Figure collection entries
>>>
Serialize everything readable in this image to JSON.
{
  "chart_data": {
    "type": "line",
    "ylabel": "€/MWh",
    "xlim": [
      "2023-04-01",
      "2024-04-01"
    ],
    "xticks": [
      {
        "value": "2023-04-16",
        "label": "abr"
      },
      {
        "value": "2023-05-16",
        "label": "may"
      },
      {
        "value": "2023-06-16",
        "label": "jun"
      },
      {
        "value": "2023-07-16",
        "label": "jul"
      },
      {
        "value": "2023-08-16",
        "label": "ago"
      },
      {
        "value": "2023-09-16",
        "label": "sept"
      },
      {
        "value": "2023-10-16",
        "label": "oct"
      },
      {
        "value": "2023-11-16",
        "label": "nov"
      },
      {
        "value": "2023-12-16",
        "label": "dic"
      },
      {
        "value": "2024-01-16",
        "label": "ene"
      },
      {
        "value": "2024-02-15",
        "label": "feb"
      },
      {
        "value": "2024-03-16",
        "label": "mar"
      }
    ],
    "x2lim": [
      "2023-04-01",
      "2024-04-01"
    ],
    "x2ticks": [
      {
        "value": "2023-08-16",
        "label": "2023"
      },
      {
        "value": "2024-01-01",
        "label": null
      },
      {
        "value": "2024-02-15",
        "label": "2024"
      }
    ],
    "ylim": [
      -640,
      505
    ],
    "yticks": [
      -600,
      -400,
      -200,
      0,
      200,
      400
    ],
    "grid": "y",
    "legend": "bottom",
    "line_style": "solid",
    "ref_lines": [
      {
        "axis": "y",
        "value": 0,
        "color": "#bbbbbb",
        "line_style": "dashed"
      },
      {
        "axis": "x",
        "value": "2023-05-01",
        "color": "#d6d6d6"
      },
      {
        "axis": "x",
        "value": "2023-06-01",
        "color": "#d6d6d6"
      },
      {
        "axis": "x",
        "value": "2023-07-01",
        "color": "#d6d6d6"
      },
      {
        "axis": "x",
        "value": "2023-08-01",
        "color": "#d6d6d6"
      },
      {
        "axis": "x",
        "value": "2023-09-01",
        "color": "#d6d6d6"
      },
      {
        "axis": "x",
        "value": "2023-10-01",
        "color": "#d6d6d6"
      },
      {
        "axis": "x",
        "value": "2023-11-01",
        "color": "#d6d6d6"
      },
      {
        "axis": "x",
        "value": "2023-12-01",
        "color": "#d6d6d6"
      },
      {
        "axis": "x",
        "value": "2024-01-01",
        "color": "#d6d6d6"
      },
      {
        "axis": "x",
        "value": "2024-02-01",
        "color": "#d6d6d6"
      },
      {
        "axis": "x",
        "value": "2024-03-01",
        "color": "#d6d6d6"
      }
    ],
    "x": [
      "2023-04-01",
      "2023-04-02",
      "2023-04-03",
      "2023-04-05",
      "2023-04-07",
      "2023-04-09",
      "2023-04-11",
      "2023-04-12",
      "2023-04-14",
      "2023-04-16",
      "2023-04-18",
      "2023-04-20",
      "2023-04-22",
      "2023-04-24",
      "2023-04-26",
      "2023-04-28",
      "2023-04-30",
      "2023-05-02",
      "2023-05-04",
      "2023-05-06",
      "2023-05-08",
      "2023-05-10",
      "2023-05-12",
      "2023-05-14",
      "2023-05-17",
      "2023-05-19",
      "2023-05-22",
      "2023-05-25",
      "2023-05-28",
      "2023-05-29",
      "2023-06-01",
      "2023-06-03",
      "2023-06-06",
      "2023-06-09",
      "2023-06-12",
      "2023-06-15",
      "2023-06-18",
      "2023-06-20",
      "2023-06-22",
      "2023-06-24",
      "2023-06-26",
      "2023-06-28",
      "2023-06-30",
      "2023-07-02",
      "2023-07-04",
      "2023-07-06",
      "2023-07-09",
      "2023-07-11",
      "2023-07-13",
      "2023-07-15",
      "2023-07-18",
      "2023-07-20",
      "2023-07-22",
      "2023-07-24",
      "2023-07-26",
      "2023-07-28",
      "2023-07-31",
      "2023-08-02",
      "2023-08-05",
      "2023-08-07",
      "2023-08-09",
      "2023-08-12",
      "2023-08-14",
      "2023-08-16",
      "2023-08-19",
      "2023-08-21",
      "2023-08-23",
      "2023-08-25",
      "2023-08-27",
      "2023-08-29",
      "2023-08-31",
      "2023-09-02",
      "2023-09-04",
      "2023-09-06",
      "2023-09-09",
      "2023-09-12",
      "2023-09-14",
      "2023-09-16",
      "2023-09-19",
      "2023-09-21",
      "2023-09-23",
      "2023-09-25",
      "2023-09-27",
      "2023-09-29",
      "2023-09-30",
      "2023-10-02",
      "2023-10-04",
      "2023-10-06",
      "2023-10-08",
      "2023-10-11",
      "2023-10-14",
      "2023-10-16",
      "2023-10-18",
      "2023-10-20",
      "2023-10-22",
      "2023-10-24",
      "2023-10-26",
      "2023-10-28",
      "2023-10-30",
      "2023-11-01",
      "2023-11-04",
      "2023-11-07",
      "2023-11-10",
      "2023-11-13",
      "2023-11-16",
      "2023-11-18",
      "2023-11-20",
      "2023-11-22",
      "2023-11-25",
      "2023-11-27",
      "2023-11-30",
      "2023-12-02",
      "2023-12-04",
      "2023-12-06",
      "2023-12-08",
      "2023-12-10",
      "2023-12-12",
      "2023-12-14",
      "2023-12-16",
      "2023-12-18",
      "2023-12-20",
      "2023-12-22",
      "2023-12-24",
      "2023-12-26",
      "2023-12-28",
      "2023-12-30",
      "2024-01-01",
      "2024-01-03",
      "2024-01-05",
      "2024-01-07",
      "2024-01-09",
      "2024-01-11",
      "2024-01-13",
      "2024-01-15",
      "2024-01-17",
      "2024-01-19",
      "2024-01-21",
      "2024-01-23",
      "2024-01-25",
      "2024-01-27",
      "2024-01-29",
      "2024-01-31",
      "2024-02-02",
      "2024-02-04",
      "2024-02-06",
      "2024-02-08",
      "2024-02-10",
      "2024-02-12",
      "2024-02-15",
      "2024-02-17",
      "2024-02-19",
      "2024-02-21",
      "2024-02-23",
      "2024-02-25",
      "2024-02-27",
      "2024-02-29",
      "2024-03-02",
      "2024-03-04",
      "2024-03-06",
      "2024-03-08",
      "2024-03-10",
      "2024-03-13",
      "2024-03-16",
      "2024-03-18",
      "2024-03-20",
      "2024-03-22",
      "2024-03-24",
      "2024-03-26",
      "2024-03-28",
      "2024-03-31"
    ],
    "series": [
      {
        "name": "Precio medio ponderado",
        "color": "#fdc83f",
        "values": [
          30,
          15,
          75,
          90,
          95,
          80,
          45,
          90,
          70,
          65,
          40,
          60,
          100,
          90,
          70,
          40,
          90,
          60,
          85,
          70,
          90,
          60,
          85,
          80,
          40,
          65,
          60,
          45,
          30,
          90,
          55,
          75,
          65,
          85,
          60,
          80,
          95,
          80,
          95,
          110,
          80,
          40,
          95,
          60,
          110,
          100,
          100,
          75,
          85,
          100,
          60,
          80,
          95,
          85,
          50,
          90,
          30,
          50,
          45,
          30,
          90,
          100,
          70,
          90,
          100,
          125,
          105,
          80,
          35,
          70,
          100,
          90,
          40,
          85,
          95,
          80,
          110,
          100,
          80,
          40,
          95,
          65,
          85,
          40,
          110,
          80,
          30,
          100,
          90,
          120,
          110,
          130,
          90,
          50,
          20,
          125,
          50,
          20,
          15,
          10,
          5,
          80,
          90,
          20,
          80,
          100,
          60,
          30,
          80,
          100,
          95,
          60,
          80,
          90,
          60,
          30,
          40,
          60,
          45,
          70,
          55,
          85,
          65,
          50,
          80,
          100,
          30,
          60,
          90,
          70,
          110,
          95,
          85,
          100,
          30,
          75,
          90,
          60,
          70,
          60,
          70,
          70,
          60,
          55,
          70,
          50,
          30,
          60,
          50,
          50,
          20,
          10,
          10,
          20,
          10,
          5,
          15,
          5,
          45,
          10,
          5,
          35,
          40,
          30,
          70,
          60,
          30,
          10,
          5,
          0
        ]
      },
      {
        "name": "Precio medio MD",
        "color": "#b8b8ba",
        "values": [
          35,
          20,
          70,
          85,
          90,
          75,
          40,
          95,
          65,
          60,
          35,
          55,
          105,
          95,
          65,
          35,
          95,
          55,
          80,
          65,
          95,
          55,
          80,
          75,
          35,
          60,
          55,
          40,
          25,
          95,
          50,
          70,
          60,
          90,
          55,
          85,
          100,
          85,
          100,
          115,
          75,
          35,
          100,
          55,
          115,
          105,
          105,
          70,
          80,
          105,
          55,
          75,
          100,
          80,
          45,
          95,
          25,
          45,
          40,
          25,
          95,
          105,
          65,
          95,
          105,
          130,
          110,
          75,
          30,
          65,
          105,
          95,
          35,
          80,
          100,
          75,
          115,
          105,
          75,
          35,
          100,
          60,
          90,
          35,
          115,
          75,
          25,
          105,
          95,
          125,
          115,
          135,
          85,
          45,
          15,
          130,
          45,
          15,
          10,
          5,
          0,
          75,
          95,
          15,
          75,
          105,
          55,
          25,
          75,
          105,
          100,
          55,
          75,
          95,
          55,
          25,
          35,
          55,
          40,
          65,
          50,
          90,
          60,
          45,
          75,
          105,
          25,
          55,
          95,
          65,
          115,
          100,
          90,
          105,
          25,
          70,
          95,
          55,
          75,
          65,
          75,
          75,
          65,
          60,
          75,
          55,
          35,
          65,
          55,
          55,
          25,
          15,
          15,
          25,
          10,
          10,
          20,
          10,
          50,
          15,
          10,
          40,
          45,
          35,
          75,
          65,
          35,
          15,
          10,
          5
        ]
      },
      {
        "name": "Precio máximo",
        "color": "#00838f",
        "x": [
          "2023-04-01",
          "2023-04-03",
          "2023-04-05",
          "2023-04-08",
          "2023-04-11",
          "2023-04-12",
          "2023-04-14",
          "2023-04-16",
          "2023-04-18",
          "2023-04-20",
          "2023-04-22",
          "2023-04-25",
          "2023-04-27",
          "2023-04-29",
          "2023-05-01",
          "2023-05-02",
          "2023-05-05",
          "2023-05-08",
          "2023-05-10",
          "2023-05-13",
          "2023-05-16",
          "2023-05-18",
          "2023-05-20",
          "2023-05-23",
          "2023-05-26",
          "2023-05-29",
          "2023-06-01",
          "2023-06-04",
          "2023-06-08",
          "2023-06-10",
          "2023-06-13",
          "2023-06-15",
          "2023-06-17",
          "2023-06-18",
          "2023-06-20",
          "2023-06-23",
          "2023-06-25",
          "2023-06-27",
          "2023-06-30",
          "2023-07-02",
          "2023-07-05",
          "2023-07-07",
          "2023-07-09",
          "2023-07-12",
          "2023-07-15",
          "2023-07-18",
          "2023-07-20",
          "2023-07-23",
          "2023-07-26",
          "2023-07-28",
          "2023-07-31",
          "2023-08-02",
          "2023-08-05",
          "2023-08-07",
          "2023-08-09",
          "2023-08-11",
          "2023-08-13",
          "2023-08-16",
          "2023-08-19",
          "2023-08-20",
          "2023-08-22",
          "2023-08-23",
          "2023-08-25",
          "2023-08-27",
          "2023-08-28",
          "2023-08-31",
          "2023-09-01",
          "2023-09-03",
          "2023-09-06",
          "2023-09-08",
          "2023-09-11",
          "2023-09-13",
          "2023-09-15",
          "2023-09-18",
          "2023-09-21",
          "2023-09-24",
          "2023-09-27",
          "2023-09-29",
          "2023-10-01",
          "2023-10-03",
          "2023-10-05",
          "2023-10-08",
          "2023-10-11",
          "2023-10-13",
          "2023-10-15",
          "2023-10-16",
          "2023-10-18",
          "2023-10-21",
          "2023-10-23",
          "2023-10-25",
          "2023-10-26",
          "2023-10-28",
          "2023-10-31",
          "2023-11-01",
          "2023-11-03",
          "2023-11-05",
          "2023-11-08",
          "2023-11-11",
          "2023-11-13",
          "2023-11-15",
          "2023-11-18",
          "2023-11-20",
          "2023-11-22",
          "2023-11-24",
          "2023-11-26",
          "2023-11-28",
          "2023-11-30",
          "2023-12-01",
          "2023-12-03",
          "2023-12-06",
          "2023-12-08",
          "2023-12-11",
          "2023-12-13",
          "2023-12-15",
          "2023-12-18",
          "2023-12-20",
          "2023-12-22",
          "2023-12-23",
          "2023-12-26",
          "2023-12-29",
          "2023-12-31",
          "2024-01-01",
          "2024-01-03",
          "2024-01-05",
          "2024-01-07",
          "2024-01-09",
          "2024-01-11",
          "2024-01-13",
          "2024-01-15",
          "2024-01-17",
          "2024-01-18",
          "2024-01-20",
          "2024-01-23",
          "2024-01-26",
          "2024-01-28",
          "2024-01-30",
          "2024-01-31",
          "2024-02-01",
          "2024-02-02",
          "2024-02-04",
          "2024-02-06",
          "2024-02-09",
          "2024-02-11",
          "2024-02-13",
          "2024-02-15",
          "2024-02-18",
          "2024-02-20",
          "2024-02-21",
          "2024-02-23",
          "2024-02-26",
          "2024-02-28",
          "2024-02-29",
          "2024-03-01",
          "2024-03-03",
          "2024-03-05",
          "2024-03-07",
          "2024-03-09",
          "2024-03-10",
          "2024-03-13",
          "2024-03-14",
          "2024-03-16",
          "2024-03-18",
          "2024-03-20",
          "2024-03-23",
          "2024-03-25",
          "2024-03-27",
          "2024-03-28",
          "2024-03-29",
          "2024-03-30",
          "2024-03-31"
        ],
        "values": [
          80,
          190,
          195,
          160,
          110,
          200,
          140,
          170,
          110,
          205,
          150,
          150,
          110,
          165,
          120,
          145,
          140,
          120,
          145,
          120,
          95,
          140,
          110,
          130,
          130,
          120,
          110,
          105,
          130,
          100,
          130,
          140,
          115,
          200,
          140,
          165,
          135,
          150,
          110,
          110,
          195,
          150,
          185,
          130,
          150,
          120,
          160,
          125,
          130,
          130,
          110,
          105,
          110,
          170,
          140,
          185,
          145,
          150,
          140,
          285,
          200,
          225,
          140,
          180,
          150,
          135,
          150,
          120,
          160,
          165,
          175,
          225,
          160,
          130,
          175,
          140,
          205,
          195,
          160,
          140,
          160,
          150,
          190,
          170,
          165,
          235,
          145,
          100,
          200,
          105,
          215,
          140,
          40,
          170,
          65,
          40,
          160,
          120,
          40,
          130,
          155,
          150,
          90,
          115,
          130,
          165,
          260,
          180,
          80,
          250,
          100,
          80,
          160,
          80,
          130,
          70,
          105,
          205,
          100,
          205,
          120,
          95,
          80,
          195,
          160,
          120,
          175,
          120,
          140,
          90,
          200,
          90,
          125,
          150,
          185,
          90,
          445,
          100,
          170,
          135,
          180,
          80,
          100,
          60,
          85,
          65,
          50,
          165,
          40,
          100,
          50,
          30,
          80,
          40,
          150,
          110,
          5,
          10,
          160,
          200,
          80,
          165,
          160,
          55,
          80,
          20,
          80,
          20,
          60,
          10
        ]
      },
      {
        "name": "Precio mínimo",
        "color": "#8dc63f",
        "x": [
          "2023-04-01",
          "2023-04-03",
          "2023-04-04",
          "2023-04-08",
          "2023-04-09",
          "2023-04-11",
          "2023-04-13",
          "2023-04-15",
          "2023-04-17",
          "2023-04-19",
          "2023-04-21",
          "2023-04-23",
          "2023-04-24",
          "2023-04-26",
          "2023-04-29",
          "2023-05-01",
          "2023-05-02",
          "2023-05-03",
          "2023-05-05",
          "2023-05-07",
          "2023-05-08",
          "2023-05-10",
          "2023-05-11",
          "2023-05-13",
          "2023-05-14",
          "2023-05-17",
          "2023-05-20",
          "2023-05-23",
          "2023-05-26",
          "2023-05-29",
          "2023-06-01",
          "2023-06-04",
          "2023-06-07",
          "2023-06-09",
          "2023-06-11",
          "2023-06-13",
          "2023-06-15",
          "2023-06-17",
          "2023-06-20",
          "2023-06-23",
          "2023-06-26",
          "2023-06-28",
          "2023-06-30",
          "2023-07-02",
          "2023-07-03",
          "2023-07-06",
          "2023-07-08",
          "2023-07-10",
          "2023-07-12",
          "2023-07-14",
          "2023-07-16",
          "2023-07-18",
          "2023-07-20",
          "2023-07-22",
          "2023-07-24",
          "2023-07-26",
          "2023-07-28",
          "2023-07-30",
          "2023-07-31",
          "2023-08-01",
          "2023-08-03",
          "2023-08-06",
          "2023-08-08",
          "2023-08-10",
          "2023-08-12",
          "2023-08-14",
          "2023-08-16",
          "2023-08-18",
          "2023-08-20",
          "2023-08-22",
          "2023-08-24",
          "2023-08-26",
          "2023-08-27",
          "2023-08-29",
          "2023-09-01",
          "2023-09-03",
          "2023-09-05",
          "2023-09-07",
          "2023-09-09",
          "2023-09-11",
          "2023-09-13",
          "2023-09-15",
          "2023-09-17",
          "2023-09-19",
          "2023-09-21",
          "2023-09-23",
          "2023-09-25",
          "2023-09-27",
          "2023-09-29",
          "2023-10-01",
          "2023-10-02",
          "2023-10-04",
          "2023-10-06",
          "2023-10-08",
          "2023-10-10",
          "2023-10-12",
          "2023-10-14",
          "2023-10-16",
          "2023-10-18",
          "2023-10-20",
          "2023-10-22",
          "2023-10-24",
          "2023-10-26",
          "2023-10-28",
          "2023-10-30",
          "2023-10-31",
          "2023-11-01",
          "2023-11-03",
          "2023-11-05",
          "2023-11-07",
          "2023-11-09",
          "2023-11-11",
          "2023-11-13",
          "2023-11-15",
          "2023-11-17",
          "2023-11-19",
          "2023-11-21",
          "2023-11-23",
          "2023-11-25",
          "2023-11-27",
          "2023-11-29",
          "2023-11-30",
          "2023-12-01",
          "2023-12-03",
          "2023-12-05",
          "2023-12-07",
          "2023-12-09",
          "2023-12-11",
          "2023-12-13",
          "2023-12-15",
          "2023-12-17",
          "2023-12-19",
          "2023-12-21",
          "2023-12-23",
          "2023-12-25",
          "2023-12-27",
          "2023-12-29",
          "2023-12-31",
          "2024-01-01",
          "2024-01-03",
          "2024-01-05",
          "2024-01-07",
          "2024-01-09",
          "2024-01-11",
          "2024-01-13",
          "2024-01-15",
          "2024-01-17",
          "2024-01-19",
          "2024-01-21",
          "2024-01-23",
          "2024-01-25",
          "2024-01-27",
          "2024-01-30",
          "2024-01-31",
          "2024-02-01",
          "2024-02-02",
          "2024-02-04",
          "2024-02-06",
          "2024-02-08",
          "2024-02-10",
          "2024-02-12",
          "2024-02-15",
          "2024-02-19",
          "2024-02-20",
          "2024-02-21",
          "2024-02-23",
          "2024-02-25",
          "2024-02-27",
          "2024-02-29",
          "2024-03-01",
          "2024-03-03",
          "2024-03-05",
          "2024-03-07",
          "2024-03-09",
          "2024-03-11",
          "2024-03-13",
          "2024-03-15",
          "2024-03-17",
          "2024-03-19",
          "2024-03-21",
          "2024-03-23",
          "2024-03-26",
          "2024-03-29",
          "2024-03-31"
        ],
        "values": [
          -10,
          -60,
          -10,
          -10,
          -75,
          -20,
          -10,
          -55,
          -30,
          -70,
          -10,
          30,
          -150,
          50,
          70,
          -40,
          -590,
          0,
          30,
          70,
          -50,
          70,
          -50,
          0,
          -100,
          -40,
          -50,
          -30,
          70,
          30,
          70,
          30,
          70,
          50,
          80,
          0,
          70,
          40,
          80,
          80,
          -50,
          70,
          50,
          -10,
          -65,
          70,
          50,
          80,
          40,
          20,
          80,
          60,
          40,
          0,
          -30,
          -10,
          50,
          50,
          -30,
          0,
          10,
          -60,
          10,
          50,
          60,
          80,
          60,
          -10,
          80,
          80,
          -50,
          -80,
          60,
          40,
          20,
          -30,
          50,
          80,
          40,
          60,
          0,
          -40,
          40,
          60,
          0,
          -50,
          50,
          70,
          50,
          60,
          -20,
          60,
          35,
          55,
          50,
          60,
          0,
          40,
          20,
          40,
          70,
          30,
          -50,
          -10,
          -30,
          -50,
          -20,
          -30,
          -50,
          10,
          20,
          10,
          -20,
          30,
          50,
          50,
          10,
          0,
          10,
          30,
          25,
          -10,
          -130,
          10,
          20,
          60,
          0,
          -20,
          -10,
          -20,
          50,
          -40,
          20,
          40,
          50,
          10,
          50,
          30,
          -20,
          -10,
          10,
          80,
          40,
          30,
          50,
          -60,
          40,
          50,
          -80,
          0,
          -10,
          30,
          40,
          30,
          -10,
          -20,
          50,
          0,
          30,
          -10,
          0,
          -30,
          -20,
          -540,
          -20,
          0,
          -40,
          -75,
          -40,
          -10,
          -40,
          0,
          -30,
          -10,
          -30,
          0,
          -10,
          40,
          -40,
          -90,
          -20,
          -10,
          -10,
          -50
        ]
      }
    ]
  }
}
<<<
(WORK TO BE COMPLETED): Pick out every line of the listing containing the word "medio", and show those lines.

(PROBLEM SOLUTION):
        "name": "Precio medio ponderado",
        "name": "Precio medio MD",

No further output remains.